───── DATA SHOWN ─────

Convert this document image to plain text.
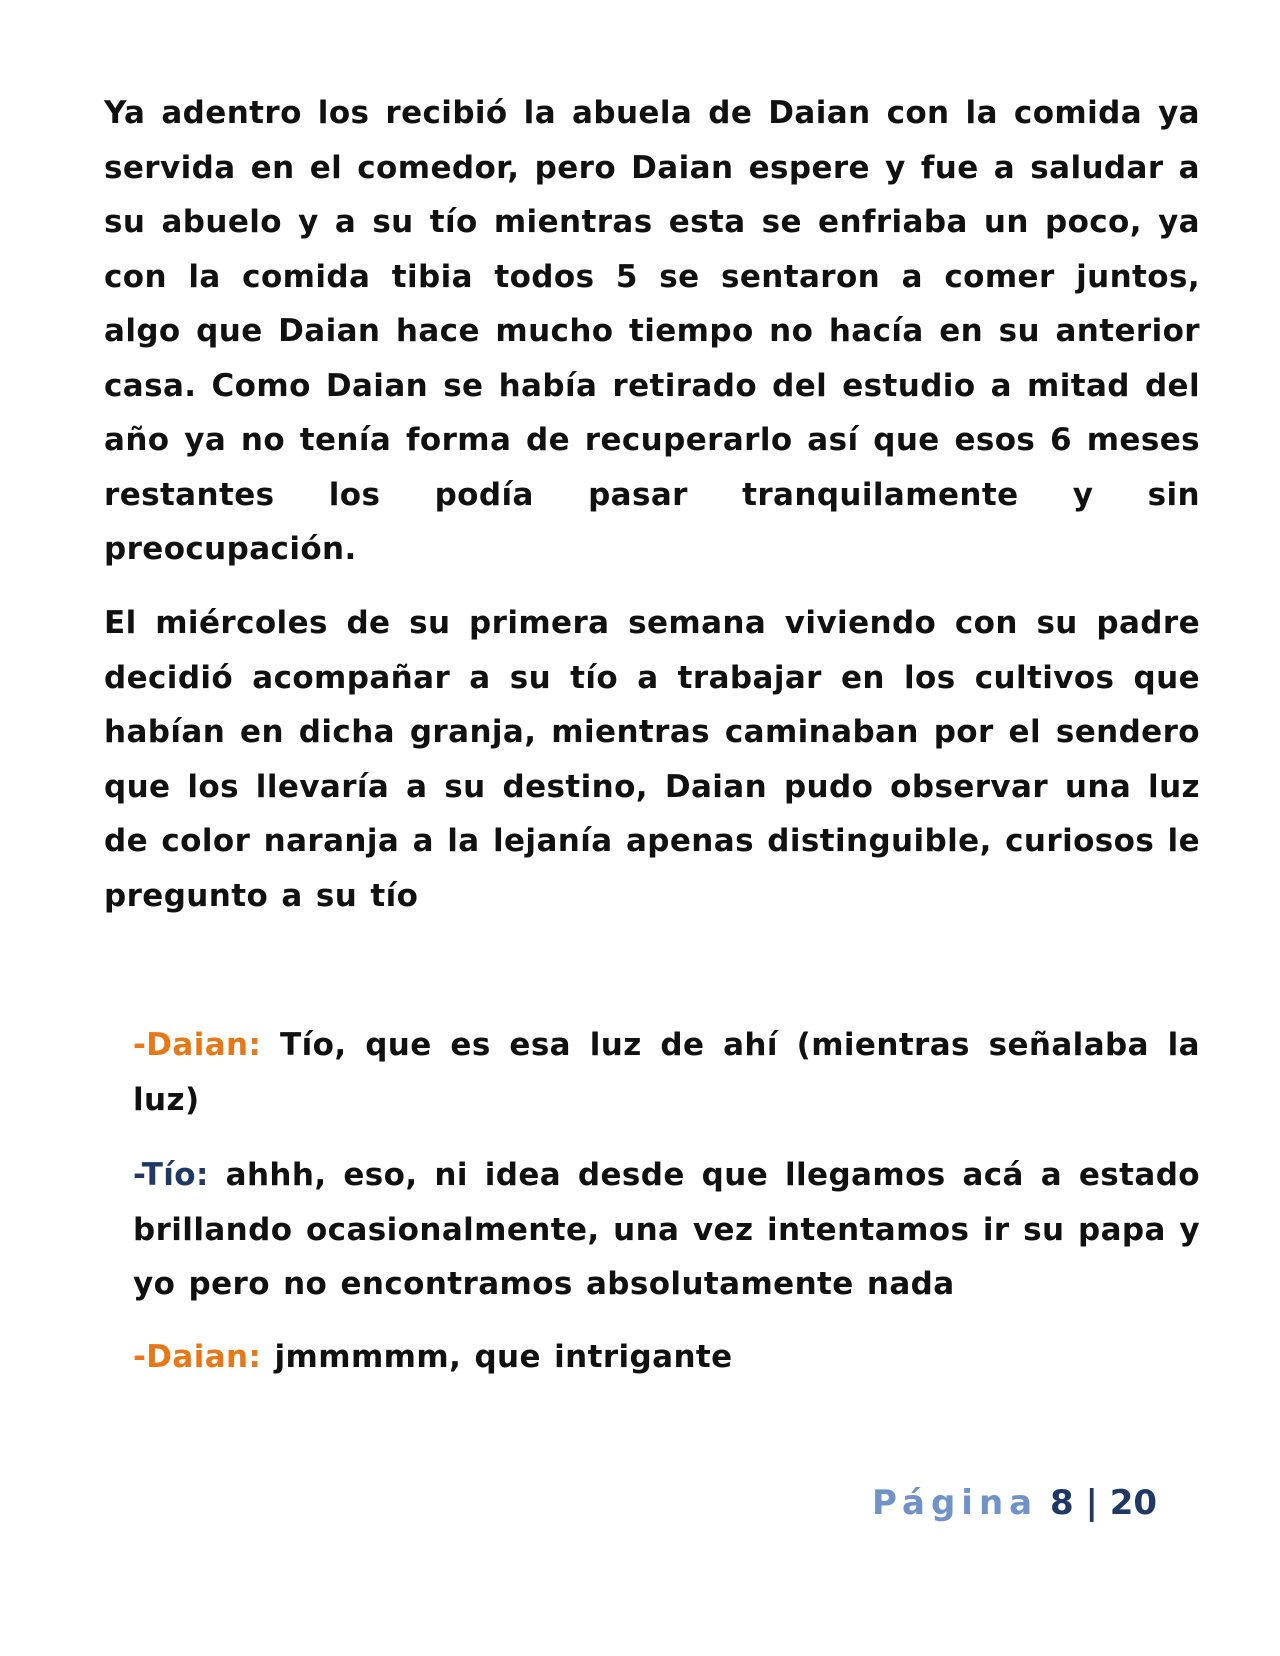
Ya adentro los recibió la abuela de Daian con la comida ya servida en el comedor, pero Daian espere y fue a saludar a su abuelo y a su tío mientras esta se enfriaba un poco, ya con la comida tibia todos 5 se sentaron a comer juntos, algo que Daian hace mucho tiempo no hacía en su anterior casa. Como Daian se había retirado del estudio a mitad del año ya no tenía forma de recuperarlo así que esos 6 meses restantes los podía pasar tranquilamente y sin preocupación.

El miércoles de su primera semana viviendo con su padre decidió acompañar a su tío a trabajar en los cultivos que habían en dicha granja, mientras caminaban por el sendero que los llevaría a su destino, Daian pudo observar una luz de color naranja a la lejanía apenas distinguible, curiosos le pregunto a su tío

-Daian: Tío, que es esa luz de ahí (mientras señalaba la luz)

-Tío: ahhh, eso, ni idea desde que llegamos acá a estado brillando ocasionalmente, una vez intentamos ir su papa y yo pero no encontramos absolutamente nada

-Daian: jmmmmm, que intrigante

Página 8 | 20
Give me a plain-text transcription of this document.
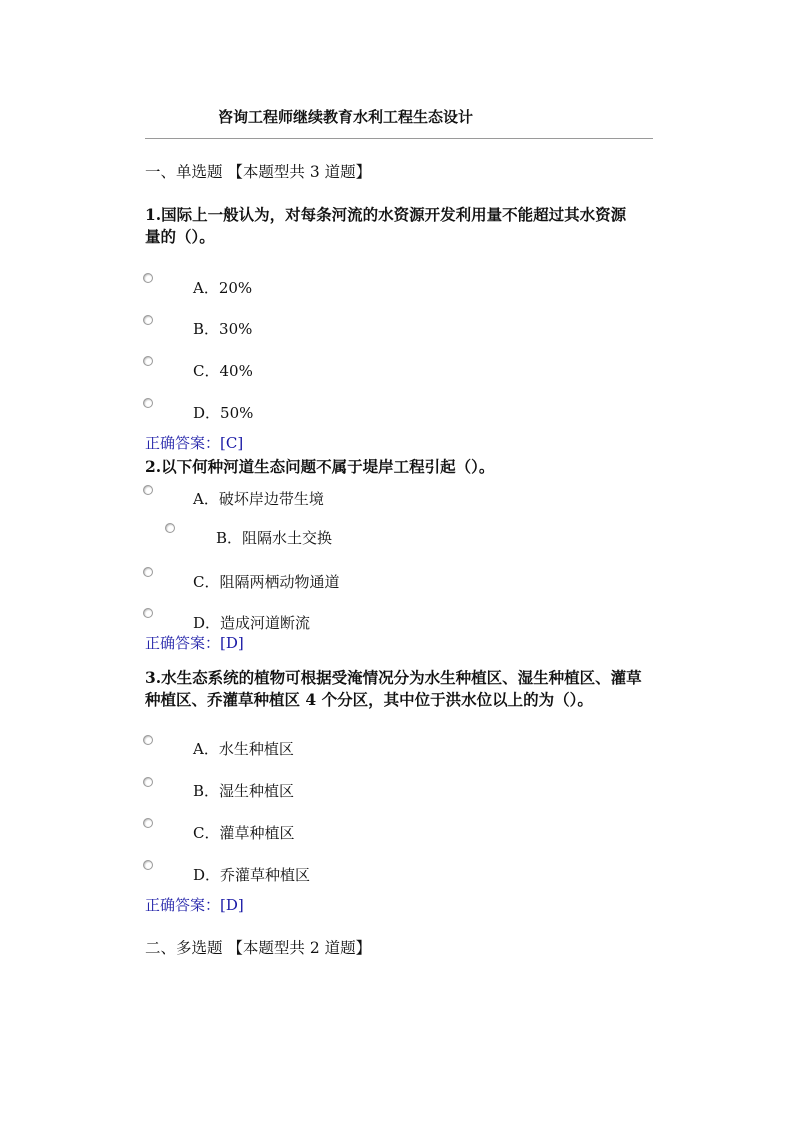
咨询工程师继续教育水利工程生态设计
一、单选题 【本题型共 3 道题】
1.国际上一般认为，对每条河流的水资源开发利用量不能超过其水资源
量的（）。
A．20%
B．30%
C．40%
D．50%
正确答案：[C]
2.以下何种河道生态问题不属于堤岸工程引起（）。
A．破坏岸边带生境
B．阻隔水土交换
C．阻隔两栖动物通道
D．造成河道断流
正确答案：[D]
3.水生态系统的植物可根据受淹情况分为水生种植区、湿生种植区、灌草
种植区、乔灌草种植区 4 个分区，其中位于洪水位以上的为（）。
A．水生种植区
B．湿生种植区
C．灌草种植区
D．乔灌草种植区
正确答案：[D]
二、多选题 【本题型共 2 道题】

─────

> [WHAT IS BEING ASKED]:
Show all lines from the records above where the word "plain" occurs.

> [IN RESPONSE]:
Convert this document image to plain text.
Give me a plain-text transcription of this document.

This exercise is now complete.